▸ **STORED ROWS**
_ _ _
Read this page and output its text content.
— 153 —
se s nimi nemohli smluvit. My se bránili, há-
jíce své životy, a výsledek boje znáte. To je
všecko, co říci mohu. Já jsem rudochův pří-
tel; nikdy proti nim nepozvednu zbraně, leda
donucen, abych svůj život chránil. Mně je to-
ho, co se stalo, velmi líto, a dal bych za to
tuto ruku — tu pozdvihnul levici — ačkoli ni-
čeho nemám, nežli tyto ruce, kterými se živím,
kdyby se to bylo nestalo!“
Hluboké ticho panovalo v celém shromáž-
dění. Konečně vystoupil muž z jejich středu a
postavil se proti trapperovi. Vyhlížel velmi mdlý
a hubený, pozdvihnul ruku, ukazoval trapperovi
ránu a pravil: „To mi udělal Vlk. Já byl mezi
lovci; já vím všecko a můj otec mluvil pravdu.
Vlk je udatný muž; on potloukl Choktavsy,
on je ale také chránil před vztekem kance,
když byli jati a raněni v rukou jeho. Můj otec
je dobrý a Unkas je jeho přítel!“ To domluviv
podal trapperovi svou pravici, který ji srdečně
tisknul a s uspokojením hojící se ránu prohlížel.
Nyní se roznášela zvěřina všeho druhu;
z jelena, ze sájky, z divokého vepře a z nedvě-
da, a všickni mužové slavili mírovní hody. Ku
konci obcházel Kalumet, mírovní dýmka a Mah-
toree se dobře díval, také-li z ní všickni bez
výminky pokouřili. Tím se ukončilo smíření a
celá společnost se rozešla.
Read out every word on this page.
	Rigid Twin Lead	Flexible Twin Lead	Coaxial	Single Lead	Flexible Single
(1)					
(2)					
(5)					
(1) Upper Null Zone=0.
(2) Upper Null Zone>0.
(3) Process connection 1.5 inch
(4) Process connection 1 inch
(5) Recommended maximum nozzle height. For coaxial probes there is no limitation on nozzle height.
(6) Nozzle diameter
_ _ _
▸ **SHORT PROBLEM**
Take the data above and return it exactly.

▸ **OUTPUT FOR THIS TASK**
Read this page and output its text content.
— 153 —
se s nimi nemohli smluvit. My se bránili, há-
jíce své životy, a výsledek boje znáte. To je
všecko, co říci mohu. Já jsem rudochův pří-
tel; nikdy proti nim nepozvednu zbraně, leda
donucen, abych svůj život chránil. Mně je to-
ho, co se stalo, velmi líto, a dal bych za to
tuto ruku — tu pozdvihnul levici — ačkoli ni-
čeho nemám, nežli tyto ruce, kterými se živím,
kdyby se to bylo nestalo!“
Hluboké ticho panovalo v celém shromáž-
dění. Konečně vystoupil muž z jejich středu a
postavil se proti trapperovi. Vyhlížel velmi mdlý
a hubený, pozdvihnul ruku, ukazoval trapperovi
ránu a pravil: „To mi udělal Vlk. Já byl mezi
lovci; já vím všecko a můj otec mluvil pravdu.
Vlk je udatný muž; on potloukl Choktavsy,
on je ale také chránil před vztekem kance,
když byli jati a raněni v rukou jeho. Můj otec
je dobrý a Unkas je jeho přítel!“ To domluviv
podal trapperovi svou pravici, který ji srdečně
tisknul a s uspokojením hojící se ránu prohlížel.
Nyní se roznášela zvěřina všeho druhu;
z jelena, ze sájky, z divokého vepře a z nedvě-
da, a všickni mužové slavili mírovní hody. Ku
konci obcházel Kalumet, mírovní dýmka a Mah-
toree se dobře díval, také-li z ní všickni bez
výminky pokouřili. Tím se ukončilo smíření a
celá společnost se rozešla.
Read out every word on this page.
	Rigid Twin Lead	Flexible Twin Lead	Coaxial	Single Lead	Flexible Single
(1)					
(2)					
(5)					
(1) Upper Null Zone=0.
(2) Upper Null Zone>0.
(3) Process connection 1.5 inch
(4) Process connection 1 inch
(5) Recommended maximum nozzle height. For coaxial probes there is no limitation on nozzle height.
(6) Nozzle diameter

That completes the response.